Records that describe figures
• • •

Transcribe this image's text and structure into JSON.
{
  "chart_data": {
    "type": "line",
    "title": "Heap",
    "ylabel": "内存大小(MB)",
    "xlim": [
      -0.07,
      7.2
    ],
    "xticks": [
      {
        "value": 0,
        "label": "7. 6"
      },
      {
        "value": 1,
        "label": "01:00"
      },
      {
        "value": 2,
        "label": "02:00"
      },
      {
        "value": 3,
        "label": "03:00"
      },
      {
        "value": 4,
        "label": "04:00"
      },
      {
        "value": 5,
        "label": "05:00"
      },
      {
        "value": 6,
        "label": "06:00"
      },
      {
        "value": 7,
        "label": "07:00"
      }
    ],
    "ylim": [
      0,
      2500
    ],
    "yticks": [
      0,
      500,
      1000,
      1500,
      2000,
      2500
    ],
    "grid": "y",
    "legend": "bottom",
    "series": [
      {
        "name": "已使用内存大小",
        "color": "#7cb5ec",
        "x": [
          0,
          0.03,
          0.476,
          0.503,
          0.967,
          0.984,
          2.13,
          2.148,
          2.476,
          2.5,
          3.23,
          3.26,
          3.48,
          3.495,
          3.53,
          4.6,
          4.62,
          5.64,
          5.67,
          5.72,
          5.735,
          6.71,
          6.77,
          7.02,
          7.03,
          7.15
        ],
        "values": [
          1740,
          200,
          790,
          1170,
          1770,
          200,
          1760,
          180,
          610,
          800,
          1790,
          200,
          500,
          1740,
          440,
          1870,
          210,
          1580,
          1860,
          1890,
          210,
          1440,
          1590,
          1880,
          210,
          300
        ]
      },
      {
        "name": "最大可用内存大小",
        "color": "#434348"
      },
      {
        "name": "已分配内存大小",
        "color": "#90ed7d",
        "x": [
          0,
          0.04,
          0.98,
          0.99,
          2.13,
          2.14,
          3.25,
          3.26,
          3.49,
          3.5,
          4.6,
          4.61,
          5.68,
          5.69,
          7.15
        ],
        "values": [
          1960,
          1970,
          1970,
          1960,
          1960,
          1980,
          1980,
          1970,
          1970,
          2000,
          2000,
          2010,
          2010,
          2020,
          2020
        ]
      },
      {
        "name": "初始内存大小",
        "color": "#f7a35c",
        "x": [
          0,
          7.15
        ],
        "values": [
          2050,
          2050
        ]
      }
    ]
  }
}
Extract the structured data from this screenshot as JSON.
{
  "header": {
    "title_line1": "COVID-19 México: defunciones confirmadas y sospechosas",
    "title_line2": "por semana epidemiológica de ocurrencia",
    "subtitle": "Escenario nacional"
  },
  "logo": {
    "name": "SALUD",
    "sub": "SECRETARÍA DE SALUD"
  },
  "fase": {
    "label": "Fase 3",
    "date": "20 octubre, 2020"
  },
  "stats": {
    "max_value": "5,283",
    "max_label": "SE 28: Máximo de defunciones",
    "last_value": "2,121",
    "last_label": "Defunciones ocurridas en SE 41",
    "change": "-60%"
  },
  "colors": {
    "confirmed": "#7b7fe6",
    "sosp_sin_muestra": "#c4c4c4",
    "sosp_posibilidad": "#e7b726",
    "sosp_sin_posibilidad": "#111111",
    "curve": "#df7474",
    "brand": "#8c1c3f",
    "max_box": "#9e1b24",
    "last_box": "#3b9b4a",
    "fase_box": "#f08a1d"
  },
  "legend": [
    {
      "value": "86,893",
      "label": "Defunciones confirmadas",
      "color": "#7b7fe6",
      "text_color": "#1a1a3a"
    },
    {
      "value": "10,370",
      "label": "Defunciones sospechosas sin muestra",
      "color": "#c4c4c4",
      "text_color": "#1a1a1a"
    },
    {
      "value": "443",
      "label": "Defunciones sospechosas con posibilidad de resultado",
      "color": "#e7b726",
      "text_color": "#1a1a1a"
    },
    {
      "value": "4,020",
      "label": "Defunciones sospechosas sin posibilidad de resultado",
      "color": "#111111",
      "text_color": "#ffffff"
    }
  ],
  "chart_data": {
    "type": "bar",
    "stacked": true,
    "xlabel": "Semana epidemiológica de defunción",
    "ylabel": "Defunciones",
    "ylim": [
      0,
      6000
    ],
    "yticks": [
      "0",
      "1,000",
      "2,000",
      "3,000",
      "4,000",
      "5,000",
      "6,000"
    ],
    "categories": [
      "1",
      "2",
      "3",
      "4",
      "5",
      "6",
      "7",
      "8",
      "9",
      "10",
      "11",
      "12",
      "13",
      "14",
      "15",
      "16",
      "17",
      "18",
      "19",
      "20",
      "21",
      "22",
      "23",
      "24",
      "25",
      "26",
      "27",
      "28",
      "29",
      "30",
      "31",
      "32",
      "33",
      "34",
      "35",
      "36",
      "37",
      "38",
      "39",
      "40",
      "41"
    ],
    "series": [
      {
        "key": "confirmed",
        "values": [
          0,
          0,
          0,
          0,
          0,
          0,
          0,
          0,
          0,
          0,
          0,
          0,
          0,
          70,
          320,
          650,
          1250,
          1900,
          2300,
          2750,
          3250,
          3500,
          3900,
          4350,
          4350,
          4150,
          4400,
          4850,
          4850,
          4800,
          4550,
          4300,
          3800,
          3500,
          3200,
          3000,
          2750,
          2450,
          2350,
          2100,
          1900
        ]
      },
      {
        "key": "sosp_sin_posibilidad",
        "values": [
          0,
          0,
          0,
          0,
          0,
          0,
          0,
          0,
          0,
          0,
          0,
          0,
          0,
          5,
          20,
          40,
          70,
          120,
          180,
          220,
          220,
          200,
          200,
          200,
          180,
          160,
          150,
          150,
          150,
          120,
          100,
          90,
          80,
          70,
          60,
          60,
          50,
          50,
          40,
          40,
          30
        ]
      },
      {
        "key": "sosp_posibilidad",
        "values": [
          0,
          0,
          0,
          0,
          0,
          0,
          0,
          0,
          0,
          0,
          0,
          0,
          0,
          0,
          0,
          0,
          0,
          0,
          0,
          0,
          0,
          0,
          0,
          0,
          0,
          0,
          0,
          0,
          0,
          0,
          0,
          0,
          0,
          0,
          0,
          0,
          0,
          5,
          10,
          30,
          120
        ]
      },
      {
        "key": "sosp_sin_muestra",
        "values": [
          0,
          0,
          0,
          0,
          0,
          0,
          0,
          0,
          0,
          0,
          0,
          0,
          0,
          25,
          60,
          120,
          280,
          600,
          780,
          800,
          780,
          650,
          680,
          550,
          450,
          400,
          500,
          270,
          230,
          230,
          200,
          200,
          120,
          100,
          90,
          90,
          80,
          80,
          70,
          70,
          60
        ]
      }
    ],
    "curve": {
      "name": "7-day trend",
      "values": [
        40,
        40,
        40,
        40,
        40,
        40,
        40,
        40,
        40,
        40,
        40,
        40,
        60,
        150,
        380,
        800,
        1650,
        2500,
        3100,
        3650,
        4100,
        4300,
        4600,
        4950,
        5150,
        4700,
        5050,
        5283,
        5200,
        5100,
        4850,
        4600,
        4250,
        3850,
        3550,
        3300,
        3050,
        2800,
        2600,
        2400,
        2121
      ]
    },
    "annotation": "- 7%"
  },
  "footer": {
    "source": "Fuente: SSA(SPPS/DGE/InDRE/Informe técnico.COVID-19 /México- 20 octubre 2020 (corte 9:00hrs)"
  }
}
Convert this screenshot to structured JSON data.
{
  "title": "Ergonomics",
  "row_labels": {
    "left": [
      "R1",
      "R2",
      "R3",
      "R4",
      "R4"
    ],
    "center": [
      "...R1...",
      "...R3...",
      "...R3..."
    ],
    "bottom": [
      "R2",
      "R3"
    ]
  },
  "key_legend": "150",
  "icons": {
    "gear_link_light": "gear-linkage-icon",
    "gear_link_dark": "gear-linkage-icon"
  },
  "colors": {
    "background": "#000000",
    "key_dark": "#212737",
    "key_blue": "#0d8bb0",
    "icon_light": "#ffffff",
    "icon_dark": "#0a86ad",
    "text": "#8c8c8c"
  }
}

• • •

◆ REQUIRED TASK
Output only the lines running from the line with "Convert this screenshot" through the final line of the data, inclusive.

◆ FINAL RESULT
Convert this screenshot to structured JSON data.
{
  "title": "Ergonomics",
  "row_labels": {
    "left": [
      "R1",
      "R2",
      "R3",
      "R4",
      "R4"
    ],
    "center": [
      "...R1...",
      "...R3...",
      "...R3..."
    ],
    "bottom": [
      "R2",
      "R3"
    ]
  },
  "key_legend": "150",
  "icons": {
    "gear_link_light": "gear-linkage-icon",
    "gear_link_dark": "gear-linkage-icon"
  },
  "colors": {
    "background": "#000000",
    "key_dark": "#212737",
    "key_blue": "#0d8bb0",
    "icon_light": "#ffffff",
    "icon_dark": "#0a86ad",
    "text": "#8c8c8c"
  }
}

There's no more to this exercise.